[DATA RECORDS start]
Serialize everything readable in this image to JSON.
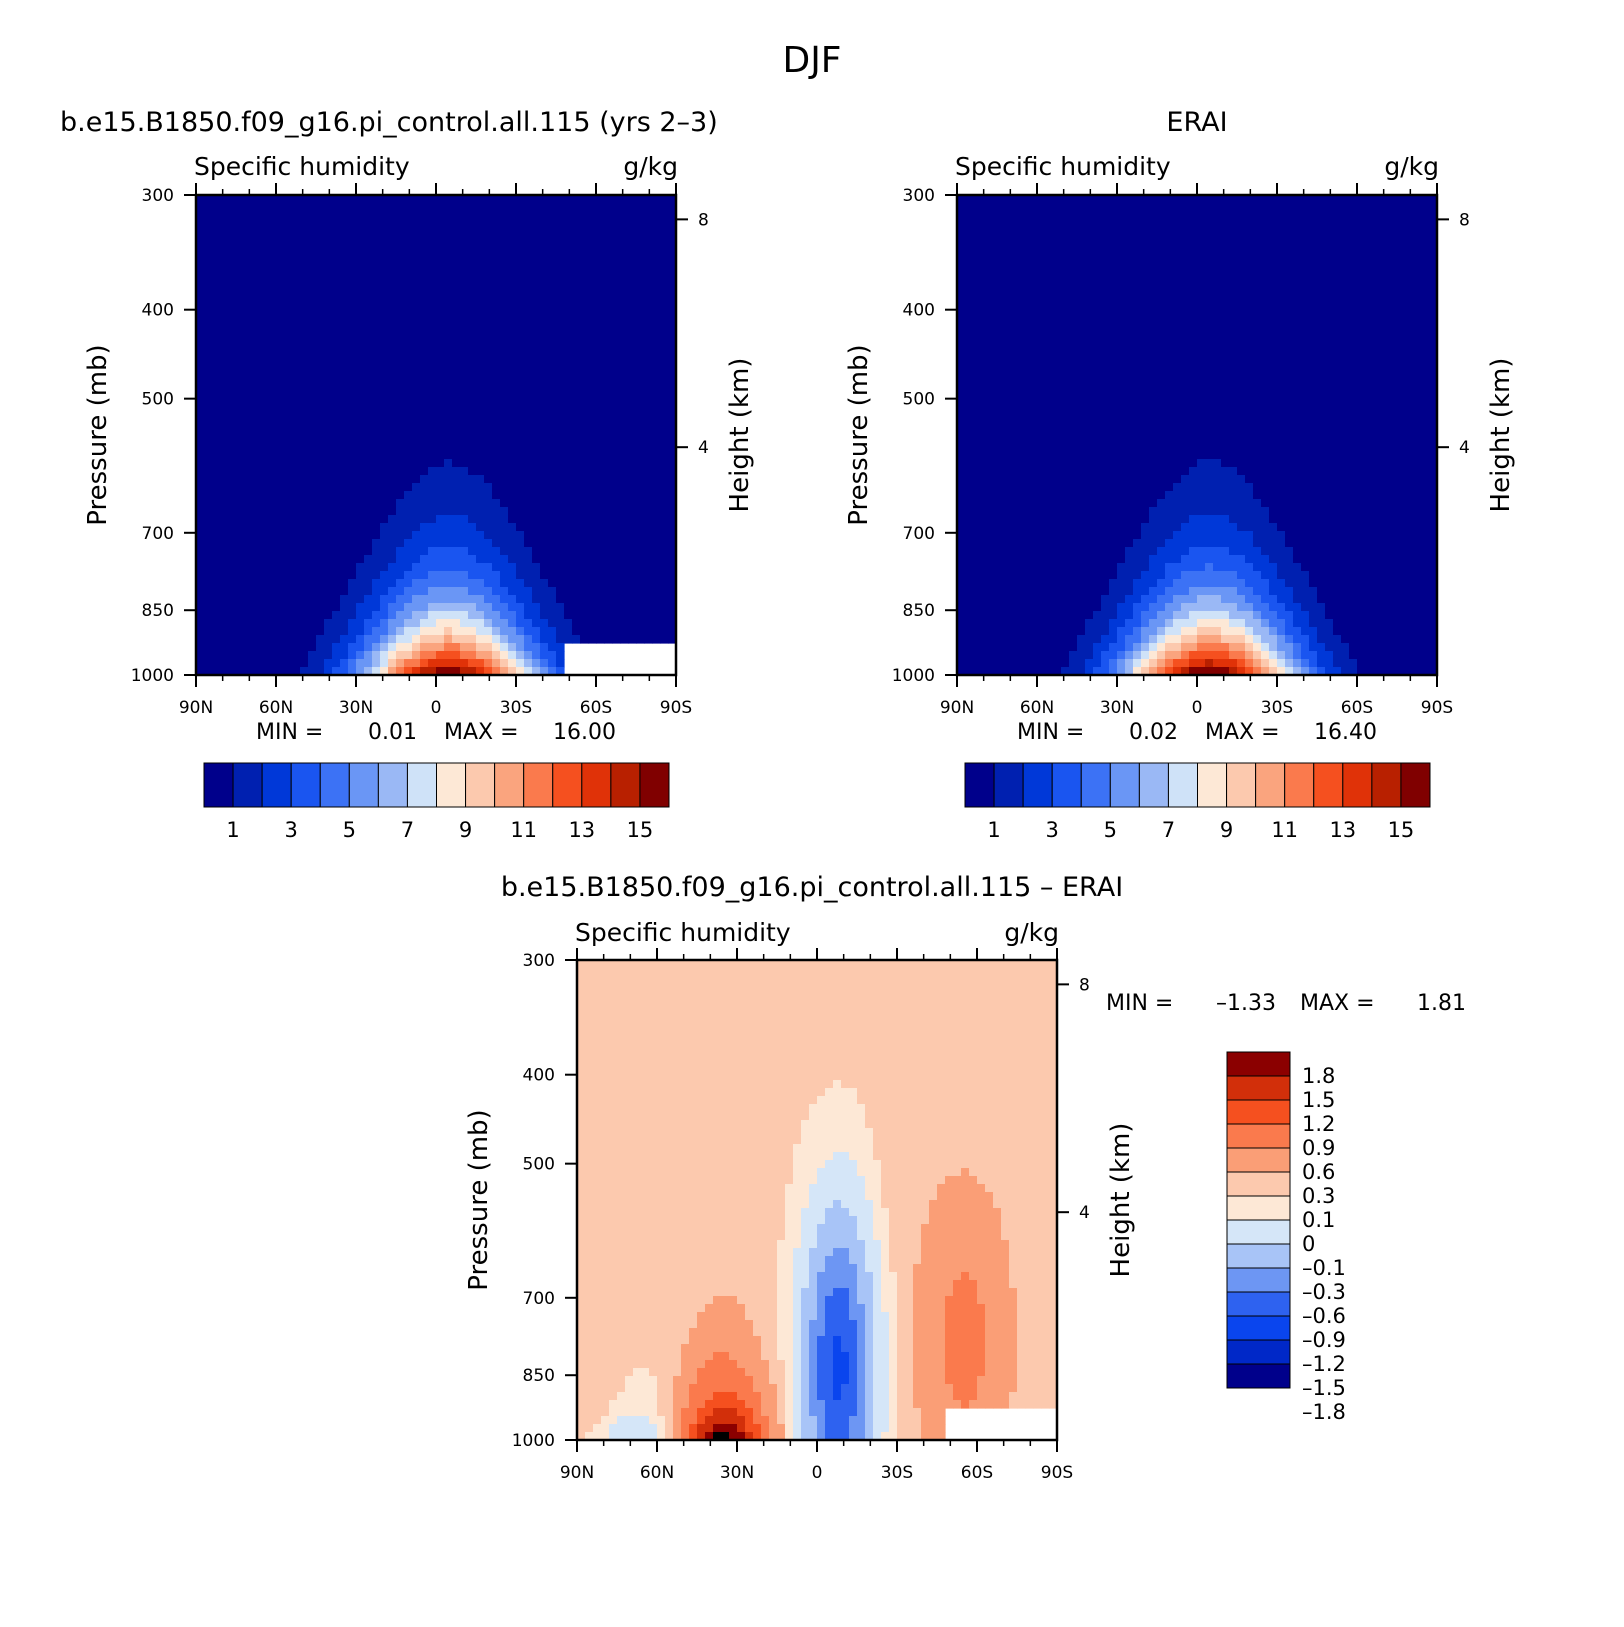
{
  "figure": {
    "title": "DJF"
  },
  "colors": {
    "main_scale": [
      "#00008b",
      "#0020b0",
      "#0038d8",
      "#1a55f0",
      "#3c72f5",
      "#6a96f5",
      "#9ab8f5",
      "#cfe2f8",
      "#fde8d6",
      "#fcc9ae",
      "#faa47e",
      "#fa7a4d",
      "#f5501f",
      "#e03208",
      "#b82000",
      "#800000"
    ],
    "diff_scale": [
      "#00008b",
      "#0028c8",
      "#0a45ee",
      "#2e62f0",
      "#6d96f3",
      "#a8c4f7",
      "#d5e6f8",
      "#fde8d6",
      "#fcc9ae",
      "#fa9e76",
      "#fa7a4d",
      "#f5501f",
      "#d22f0a",
      "#8b0000"
    ]
  },
  "chart_data": [
    {
      "type": "contour",
      "panel_title": "b.e15.B1850.f09_g16.pi_control.all.115 (yrs 2–3)",
      "left_label": "Specific humidity",
      "right_label": "g/kg",
      "ylabel": "Pressure (mb)",
      "ylabel_right": "Height (km)",
      "x_ticks": [
        "90N",
        "60N",
        "30N",
        "0",
        "30S",
        "60S",
        "90S"
      ],
      "y_ticks": [
        "300",
        "400",
        "500",
        "700",
        "850",
        "1000"
      ],
      "y_ticks_right": [
        "8",
        "4"
      ],
      "ylim": [
        1000,
        300
      ],
      "min_label": "MIN =",
      "min_value": "0.01",
      "max_label": "MAX =",
      "max_value": "16.00",
      "colorbar_labels": [
        "1",
        "3",
        "5",
        "7",
        "9",
        "11",
        "13",
        "15"
      ],
      "levels": [
        1,
        2,
        3,
        4,
        5,
        6,
        7,
        8,
        9,
        10,
        11,
        12,
        13,
        14,
        15
      ]
    },
    {
      "type": "contour",
      "panel_title": "ERAI",
      "left_label": "Specific humidity",
      "right_label": "g/kg",
      "ylabel": "Pressure (mb)",
      "ylabel_right": "Height (km)",
      "x_ticks": [
        "90N",
        "60N",
        "30N",
        "0",
        "30S",
        "60S",
        "90S"
      ],
      "y_ticks": [
        "300",
        "400",
        "500",
        "700",
        "850",
        "1000"
      ],
      "y_ticks_right": [
        "8",
        "4"
      ],
      "ylim": [
        1000,
        300
      ],
      "min_label": "MIN =",
      "min_value": "0.02",
      "max_label": "MAX =",
      "max_value": "16.40",
      "colorbar_labels": [
        "1",
        "3",
        "5",
        "7",
        "9",
        "11",
        "13",
        "15"
      ],
      "levels": [
        1,
        2,
        3,
        4,
        5,
        6,
        7,
        8,
        9,
        10,
        11,
        12,
        13,
        14,
        15
      ]
    },
    {
      "type": "contour",
      "panel_title": "b.e15.B1850.f09_g16.pi_control.all.115 – ERAI",
      "left_label": "Specific humidity",
      "right_label": "g/kg",
      "ylabel": "Pressure (mb)",
      "ylabel_right": "Height (km)",
      "x_ticks": [
        "90N",
        "60N",
        "30N",
        "0",
        "30S",
        "60S",
        "90S"
      ],
      "y_ticks": [
        "300",
        "400",
        "500",
        "700",
        "850",
        "1000"
      ],
      "y_ticks_right": [
        "8",
        "4"
      ],
      "ylim": [
        1000,
        300
      ],
      "min_label": "MIN =",
      "min_value": "–1.33",
      "max_label": "MAX =",
      "max_value": "1.81",
      "colorbar_labels": [
        "1.8",
        "1.5",
        "1.2",
        "0.9",
        "0.6",
        "0.3",
        "0.1",
        "0",
        "–0.1",
        "–0.3",
        "–0.6",
        "–0.9",
        "–1.2",
        "–1.5",
        "–1.8"
      ],
      "levels": [
        1.8,
        1.5,
        1.2,
        0.9,
        0.6,
        0.3,
        0.1,
        0,
        -0.1,
        -0.3,
        -0.6,
        -0.9,
        -1.2,
        -1.5,
        -1.8
      ]
    }
  ]
}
[DATA RECORDS end]
Output all of the records exactly as they appear above, but not the pictures.

> **FINAL ANSWER**
Serialize everything readable in this image to JSON.
{
  "figure": {
    "title": "DJF"
  },
  "colors": {
    "main_scale": [
      "#00008b",
      "#0020b0",
      "#0038d8",
      "#1a55f0",
      "#3c72f5",
      "#6a96f5",
      "#9ab8f5",
      "#cfe2f8",
      "#fde8d6",
      "#fcc9ae",
      "#faa47e",
      "#fa7a4d",
      "#f5501f",
      "#e03208",
      "#b82000",
      "#800000"
    ],
    "diff_scale": [
      "#00008b",
      "#0028c8",
      "#0a45ee",
      "#2e62f0",
      "#6d96f3",
      "#a8c4f7",
      "#d5e6f8",
      "#fde8d6",
      "#fcc9ae",
      "#fa9e76",
      "#fa7a4d",
      "#f5501f",
      "#d22f0a",
      "#8b0000"
    ]
  },
  "chart_data": [
    {
      "type": "contour",
      "panel_title": "b.e15.B1850.f09_g16.pi_control.all.115 (yrs 2–3)",
      "left_label": "Specific humidity",
      "right_label": "g/kg",
      "ylabel": "Pressure (mb)",
      "ylabel_right": "Height (km)",
      "x_ticks": [
        "90N",
        "60N",
        "30N",
        "0",
        "30S",
        "60S",
        "90S"
      ],
      "y_ticks": [
        "300",
        "400",
        "500",
        "700",
        "850",
        "1000"
      ],
      "y_ticks_right": [
        "8",
        "4"
      ],
      "ylim": [
        1000,
        300
      ],
      "min_label": "MIN =",
      "min_value": "0.01",
      "max_label": "MAX =",
      "max_value": "16.00",
      "colorbar_labels": [
        "1",
        "3",
        "5",
        "7",
        "9",
        "11",
        "13",
        "15"
      ],
      "levels": [
        1,
        2,
        3,
        4,
        5,
        6,
        7,
        8,
        9,
        10,
        11,
        12,
        13,
        14,
        15
      ]
    },
    {
      "type": "contour",
      "panel_title": "ERAI",
      "left_label": "Specific humidity",
      "right_label": "g/kg",
      "ylabel": "Pressure (mb)",
      "ylabel_right": "Height (km)",
      "x_ticks": [
        "90N",
        "60N",
        "30N",
        "0",
        "30S",
        "60S",
        "90S"
      ],
      "y_ticks": [
        "300",
        "400",
        "500",
        "700",
        "850",
        "1000"
      ],
      "y_ticks_right": [
        "8",
        "4"
      ],
      "ylim": [
        1000,
        300
      ],
      "min_label": "MIN =",
      "min_value": "0.02",
      "max_label": "MAX =",
      "max_value": "16.40",
      "colorbar_labels": [
        "1",
        "3",
        "5",
        "7",
        "9",
        "11",
        "13",
        "15"
      ],
      "levels": [
        1,
        2,
        3,
        4,
        5,
        6,
        7,
        8,
        9,
        10,
        11,
        12,
        13,
        14,
        15
      ]
    },
    {
      "type": "contour",
      "panel_title": "b.e15.B1850.f09_g16.pi_control.all.115 – ERAI",
      "left_label": "Specific humidity",
      "right_label": "g/kg",
      "ylabel": "Pressure (mb)",
      "ylabel_right": "Height (km)",
      "x_ticks": [
        "90N",
        "60N",
        "30N",
        "0",
        "30S",
        "60S",
        "90S"
      ],
      "y_ticks": [
        "300",
        "400",
        "500",
        "700",
        "850",
        "1000"
      ],
      "y_ticks_right": [
        "8",
        "4"
      ],
      "ylim": [
        1000,
        300
      ],
      "min_label": "MIN =",
      "min_value": "–1.33",
      "max_label": "MAX =",
      "max_value": "1.81",
      "colorbar_labels": [
        "1.8",
        "1.5",
        "1.2",
        "0.9",
        "0.6",
        "0.3",
        "0.1",
        "0",
        "–0.1",
        "–0.3",
        "–0.6",
        "–0.9",
        "–1.2",
        "–1.5",
        "–1.8"
      ],
      "levels": [
        1.8,
        1.5,
        1.2,
        0.9,
        0.6,
        0.3,
        0.1,
        0,
        -0.1,
        -0.3,
        -0.6,
        -0.9,
        -1.2,
        -1.5,
        -1.8
      ]
    }
  ]
}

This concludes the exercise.